• _Challenge_: Tally the lines in the data that follows that include the word "London", and report nothing but the total.

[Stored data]
§ §

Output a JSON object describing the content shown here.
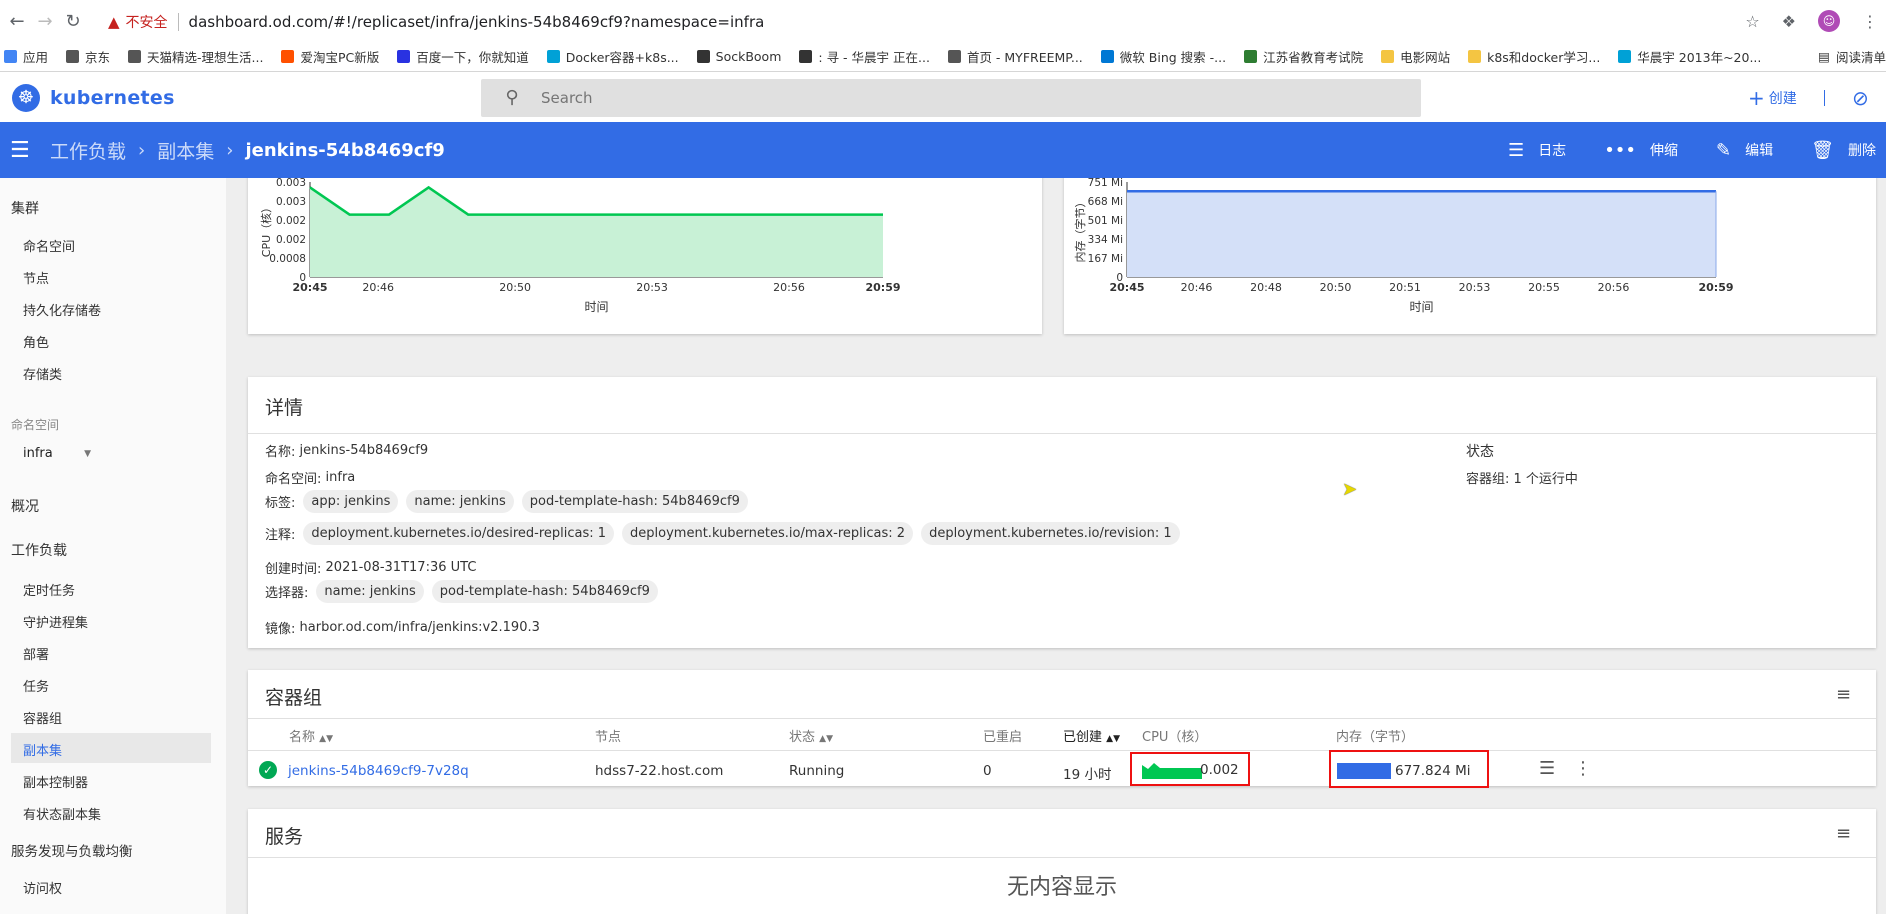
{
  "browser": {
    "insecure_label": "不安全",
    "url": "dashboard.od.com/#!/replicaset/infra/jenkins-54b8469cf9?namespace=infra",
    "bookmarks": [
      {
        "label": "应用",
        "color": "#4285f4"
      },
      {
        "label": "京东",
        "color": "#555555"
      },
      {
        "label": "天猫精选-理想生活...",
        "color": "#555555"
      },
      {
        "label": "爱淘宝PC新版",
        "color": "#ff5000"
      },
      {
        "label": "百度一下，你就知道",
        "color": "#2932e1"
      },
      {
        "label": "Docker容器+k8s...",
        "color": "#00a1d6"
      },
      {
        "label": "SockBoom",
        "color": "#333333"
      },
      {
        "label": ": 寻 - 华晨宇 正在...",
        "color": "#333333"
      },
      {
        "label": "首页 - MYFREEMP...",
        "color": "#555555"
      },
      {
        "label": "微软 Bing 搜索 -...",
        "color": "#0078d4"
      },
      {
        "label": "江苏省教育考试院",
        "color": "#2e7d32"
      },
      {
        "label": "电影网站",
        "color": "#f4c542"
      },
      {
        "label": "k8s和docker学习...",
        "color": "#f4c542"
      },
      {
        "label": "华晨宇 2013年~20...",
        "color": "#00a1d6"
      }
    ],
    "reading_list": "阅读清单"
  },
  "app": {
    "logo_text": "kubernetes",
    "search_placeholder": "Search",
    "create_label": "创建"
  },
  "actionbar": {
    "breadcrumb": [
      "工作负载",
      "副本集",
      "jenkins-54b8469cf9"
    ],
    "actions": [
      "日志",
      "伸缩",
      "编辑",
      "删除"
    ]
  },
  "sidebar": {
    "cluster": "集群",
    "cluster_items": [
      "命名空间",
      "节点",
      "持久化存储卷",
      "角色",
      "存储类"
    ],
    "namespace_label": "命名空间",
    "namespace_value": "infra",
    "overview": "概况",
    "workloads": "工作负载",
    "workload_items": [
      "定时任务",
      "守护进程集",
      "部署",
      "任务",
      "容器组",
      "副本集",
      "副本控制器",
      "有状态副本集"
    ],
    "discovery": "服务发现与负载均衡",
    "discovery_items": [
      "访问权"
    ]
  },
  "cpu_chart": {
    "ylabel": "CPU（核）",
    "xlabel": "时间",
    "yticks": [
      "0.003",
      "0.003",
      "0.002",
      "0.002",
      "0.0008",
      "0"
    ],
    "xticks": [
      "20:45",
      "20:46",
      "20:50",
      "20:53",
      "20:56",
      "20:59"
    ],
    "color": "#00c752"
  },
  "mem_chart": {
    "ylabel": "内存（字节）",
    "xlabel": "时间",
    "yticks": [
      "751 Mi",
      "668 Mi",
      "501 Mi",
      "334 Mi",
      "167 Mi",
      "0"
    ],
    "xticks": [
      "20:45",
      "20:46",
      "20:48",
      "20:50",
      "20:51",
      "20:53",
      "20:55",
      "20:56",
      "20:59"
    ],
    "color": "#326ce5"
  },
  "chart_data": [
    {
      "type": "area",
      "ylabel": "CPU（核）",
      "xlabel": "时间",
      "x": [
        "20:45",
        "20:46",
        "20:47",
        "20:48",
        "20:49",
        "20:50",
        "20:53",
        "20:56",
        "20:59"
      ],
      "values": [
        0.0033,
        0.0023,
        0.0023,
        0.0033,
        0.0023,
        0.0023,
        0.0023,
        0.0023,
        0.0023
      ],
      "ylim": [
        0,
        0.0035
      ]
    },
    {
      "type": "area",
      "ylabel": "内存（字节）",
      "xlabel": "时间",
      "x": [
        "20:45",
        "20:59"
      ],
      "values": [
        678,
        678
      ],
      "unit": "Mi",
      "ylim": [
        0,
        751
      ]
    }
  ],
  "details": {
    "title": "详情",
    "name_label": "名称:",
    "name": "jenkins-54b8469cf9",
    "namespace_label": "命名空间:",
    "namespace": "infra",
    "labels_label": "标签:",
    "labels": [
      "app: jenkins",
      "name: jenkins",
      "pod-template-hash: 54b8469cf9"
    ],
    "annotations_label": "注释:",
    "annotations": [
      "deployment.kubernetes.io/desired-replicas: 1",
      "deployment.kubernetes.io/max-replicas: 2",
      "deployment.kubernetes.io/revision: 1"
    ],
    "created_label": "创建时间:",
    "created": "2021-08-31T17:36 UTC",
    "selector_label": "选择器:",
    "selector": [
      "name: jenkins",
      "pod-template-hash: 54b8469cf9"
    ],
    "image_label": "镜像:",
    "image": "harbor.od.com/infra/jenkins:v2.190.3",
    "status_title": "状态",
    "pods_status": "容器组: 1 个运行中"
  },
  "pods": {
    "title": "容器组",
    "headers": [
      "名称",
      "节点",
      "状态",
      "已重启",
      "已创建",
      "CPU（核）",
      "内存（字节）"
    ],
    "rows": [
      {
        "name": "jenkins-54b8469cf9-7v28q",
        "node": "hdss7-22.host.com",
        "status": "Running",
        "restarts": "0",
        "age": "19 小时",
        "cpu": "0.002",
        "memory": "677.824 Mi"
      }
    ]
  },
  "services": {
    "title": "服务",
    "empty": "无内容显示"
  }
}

§ §

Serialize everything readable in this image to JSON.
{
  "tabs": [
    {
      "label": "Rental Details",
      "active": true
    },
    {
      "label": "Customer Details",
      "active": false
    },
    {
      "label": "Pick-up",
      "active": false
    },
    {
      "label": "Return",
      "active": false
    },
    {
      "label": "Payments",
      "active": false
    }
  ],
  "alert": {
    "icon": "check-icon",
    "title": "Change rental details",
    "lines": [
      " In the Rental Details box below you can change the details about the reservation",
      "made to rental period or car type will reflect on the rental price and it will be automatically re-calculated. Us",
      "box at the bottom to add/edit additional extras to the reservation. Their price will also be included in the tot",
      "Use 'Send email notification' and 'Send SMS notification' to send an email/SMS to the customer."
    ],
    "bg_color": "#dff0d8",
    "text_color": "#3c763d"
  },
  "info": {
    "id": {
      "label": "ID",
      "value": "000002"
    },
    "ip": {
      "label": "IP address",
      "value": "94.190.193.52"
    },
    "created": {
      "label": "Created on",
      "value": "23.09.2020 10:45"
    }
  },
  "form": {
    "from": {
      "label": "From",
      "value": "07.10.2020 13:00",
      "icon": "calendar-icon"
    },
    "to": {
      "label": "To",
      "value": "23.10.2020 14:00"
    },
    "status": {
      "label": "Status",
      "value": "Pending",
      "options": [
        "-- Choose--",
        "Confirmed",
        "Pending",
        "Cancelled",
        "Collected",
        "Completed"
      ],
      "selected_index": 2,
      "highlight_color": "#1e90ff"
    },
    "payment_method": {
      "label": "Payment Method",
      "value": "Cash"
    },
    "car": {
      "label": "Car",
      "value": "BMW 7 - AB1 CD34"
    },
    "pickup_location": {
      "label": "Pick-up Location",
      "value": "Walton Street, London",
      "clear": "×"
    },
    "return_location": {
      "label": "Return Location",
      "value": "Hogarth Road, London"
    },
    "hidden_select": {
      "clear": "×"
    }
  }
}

§ §

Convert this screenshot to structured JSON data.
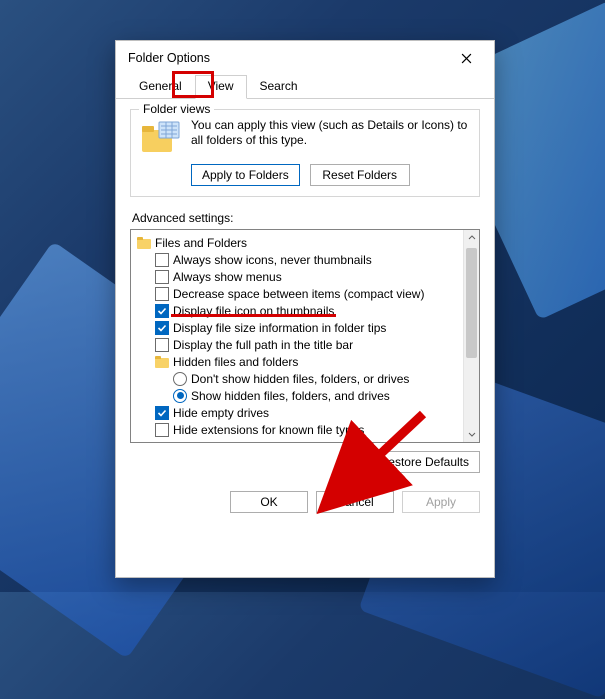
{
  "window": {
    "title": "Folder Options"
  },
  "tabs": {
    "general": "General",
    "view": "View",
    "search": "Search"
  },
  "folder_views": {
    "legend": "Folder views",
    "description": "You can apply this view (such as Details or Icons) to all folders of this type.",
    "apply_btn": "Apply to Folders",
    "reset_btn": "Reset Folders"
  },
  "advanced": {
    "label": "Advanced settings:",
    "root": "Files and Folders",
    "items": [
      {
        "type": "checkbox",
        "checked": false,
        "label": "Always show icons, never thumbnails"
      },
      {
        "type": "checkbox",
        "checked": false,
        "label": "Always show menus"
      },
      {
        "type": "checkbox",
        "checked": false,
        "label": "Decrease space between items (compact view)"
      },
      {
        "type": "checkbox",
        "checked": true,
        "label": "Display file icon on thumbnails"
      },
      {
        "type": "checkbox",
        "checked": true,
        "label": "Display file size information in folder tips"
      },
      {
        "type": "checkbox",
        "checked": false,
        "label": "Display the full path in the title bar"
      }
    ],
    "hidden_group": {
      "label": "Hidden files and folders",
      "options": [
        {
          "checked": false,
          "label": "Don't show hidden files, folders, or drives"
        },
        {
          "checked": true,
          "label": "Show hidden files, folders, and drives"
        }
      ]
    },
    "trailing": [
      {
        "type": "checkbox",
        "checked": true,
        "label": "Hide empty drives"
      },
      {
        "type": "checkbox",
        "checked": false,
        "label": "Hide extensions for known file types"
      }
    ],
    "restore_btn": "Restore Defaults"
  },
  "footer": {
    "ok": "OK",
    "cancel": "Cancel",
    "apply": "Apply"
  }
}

§ §

• _Response_: 2